- What the task requires
The reply should contain each record below, returned exactly as given.
┌──
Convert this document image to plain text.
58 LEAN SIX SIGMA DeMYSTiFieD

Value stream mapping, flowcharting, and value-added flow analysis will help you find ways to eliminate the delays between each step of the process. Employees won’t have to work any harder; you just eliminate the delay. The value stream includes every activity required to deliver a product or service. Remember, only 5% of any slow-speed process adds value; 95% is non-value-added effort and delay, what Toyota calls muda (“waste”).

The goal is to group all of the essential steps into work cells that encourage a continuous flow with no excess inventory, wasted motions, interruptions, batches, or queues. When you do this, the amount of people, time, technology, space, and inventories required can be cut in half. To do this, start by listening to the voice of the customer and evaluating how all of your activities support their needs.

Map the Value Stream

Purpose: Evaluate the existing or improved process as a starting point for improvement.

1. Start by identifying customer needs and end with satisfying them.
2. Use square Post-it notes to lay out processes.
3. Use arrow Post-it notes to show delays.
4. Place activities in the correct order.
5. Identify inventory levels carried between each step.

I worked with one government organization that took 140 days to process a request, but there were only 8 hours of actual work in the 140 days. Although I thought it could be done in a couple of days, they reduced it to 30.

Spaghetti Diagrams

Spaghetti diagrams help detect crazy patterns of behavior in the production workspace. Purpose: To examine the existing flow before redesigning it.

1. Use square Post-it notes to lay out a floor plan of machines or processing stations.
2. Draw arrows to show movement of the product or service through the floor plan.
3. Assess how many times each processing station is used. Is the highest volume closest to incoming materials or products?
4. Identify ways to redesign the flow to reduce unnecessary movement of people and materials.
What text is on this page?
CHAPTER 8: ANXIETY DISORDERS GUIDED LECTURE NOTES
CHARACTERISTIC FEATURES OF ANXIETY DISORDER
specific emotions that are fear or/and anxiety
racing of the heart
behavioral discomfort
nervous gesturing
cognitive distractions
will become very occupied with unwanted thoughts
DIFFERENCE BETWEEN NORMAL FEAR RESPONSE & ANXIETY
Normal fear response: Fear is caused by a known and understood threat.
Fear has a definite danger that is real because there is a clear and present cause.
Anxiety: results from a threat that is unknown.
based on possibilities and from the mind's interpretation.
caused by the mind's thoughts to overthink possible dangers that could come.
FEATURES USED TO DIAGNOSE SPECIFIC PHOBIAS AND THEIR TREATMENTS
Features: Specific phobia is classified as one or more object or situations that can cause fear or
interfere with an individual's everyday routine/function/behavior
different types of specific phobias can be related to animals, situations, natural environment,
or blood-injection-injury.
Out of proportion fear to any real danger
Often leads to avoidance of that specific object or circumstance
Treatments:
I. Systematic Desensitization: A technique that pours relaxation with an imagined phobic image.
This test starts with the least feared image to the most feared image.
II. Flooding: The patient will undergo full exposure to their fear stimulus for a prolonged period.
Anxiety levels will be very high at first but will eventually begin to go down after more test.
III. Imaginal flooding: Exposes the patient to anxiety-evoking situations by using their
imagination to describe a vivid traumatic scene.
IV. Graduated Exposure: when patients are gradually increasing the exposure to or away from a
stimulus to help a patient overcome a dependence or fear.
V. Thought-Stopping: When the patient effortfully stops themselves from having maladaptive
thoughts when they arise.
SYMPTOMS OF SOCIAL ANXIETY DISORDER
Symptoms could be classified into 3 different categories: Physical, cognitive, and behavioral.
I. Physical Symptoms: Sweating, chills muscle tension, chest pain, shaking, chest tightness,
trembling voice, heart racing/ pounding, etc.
└──
- Solution
Convert this document image to plain text.
58 LEAN SIX SIGMA DeMYSTiFieD

Value stream mapping, flowcharting, and value-added flow analysis will help you find ways to eliminate the delays between each step of the process. Employees won’t have to work any harder; you just eliminate the delay. The value stream includes every activity required to deliver a product or service. Remember, only 5% of any slow-speed process adds value; 95% is non-value-added effort and delay, what Toyota calls muda (“waste”).

The goal is to group all of the essential steps into work cells that encourage a continuous flow with no excess inventory, wasted motions, interruptions, batches, or queues. When you do this, the amount of people, time, technology, space, and inventories required can be cut in half. To do this, start by listening to the voice of the customer and evaluating how all of your activities support their needs.

Map the Value Stream

Purpose: Evaluate the existing or improved process as a starting point for improvement.

1. Start by identifying customer needs and end with satisfying them.
2. Use square Post-it notes to lay out processes.
3. Use arrow Post-it notes to show delays.
4. Place activities in the correct order.
5. Identify inventory levels carried between each step.

I worked with one government organization that took 140 days to process a request, but there were only 8 hours of actual work in the 140 days. Although I thought it could be done in a couple of days, they reduced it to 30.

Spaghetti Diagrams

Spaghetti diagrams help detect crazy patterns of behavior in the production workspace. Purpose: To examine the existing flow before redesigning it.

1. Use square Post-it notes to lay out a floor plan of machines or processing stations.
2. Draw arrows to show movement of the product or service through the floor plan.
3. Assess how many times each processing station is used. Is the highest volume closest to incoming materials or products?
4. Identify ways to redesign the flow to reduce unnecessary movement of people and materials.
What text is on this page?
CHAPTER 8: ANXIETY DISORDERS GUIDED LECTURE NOTES
CHARACTERISTIC FEATURES OF ANXIETY DISORDER
specific emotions that are fear or/and anxiety
racing of the heart
behavioral discomfort
nervous gesturing
cognitive distractions
will become very occupied with unwanted thoughts
DIFFERENCE BETWEEN NORMAL FEAR RESPONSE & ANXIETY
Normal fear response: Fear is caused by a known and understood threat.
Fear has a definite danger that is real because there is a clear and present cause.
Anxiety: results from a threat that is unknown.
based on possibilities and from the mind's interpretation.
caused by the mind's thoughts to overthink possible dangers that could come.
FEATURES USED TO DIAGNOSE SPECIFIC PHOBIAS AND THEIR TREATMENTS
Features: Specific phobia is classified as one or more object or situations that can cause fear or
interfere with an individual's everyday routine/function/behavior
different types of specific phobias can be related to animals, situations, natural environment,
or blood-injection-injury.
Out of proportion fear to any real danger
Often leads to avoidance of that specific object or circumstance
Treatments:
I. Systematic Desensitization: A technique that pours relaxation with an imagined phobic image.
This test starts with the least feared image to the most feared image.
II. Flooding: The patient will undergo full exposure to their fear stimulus for a prolonged period.
Anxiety levels will be very high at first but will eventually begin to go down after more test.
III. Imaginal flooding: Exposes the patient to anxiety-evoking situations by using their
imagination to describe a vivid traumatic scene.
IV. Graduated Exposure: when patients are gradually increasing the exposure to or away from a
stimulus to help a patient overcome a dependence or fear.
V. Thought-Stopping: When the patient effortfully stops themselves from having maladaptive
thoughts when they arise.
SYMPTOMS OF SOCIAL ANXIETY DISORDER
Symptoms could be classified into 3 different categories: Physical, cognitive, and behavioral.
I. Physical Symptoms: Sweating, chills muscle tension, chest pain, shaking, chest tightness,
trembling voice, heart racing/ pounding, etc.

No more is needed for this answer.